● Problem:
Select all lines holding the word "label" from the entries that follow.

● Excerpted records:
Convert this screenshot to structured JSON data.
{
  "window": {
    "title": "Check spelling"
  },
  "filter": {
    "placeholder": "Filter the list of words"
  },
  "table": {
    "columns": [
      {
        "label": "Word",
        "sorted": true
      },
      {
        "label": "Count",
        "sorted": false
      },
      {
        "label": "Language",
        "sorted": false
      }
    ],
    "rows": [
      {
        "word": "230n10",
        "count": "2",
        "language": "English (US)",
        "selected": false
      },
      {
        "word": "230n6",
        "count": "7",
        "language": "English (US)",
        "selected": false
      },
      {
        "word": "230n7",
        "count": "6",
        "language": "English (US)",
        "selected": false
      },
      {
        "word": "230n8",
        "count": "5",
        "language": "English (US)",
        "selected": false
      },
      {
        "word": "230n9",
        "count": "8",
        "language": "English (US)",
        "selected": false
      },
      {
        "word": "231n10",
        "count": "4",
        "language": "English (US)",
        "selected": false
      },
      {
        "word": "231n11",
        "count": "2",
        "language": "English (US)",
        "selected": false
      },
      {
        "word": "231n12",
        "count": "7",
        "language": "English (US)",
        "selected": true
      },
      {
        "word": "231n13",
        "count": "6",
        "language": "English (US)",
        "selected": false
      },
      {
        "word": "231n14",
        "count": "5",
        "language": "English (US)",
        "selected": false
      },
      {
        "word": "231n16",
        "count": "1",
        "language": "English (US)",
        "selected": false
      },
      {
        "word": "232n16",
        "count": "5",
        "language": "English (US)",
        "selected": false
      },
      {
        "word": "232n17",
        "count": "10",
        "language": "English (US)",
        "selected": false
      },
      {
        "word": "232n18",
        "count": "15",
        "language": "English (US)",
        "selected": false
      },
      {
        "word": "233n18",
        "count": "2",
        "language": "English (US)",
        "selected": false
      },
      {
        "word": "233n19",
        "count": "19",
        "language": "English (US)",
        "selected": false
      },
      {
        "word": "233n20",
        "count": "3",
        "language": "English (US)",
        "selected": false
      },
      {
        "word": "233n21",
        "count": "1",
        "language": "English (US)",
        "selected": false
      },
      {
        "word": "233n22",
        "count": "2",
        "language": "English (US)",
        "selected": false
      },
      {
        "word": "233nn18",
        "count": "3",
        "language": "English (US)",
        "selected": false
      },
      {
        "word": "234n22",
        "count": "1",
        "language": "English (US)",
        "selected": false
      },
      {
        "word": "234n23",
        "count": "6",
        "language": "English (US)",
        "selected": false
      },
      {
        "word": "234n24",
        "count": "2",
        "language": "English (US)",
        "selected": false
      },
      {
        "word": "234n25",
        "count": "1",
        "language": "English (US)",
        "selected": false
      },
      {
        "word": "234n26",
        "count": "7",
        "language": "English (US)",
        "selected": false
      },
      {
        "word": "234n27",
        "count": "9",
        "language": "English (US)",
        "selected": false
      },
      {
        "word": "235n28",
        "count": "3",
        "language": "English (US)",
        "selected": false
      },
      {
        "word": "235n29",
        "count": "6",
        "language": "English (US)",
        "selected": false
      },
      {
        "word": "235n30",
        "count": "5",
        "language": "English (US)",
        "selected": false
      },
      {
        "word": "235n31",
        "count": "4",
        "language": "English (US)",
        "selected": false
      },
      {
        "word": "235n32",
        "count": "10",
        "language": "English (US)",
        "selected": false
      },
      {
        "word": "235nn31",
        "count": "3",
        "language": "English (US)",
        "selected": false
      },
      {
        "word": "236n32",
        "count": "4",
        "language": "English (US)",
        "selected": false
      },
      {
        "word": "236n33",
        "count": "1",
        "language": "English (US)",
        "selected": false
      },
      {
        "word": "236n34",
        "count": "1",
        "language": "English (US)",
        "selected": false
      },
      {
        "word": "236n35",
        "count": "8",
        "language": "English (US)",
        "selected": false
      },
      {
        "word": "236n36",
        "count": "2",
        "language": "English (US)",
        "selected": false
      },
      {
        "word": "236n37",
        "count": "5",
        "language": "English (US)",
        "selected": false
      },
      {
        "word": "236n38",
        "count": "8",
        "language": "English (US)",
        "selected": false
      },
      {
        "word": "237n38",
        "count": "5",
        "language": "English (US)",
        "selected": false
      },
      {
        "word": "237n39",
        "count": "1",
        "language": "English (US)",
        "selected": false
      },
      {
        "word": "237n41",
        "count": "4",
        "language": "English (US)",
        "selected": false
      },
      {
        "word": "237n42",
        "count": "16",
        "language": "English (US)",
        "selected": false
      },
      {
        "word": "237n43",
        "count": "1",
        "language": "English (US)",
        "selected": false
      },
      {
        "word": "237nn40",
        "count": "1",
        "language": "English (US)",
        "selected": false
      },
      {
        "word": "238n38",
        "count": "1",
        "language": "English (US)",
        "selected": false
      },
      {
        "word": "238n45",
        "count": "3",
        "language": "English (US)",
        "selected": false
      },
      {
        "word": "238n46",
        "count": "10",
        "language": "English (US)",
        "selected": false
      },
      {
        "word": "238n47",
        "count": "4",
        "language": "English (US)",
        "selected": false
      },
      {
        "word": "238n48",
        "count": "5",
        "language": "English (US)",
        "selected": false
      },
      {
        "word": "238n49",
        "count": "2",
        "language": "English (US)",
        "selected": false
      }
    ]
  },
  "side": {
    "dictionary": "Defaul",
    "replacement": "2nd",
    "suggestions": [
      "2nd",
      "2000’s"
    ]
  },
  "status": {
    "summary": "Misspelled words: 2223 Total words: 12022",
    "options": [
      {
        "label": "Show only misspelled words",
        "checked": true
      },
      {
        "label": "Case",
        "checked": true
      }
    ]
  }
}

● Task response:
        "label": "Word",
        "label": "Count",
        "label": "Language",
        "label": "Show only misspelled words",
        "label": "Case",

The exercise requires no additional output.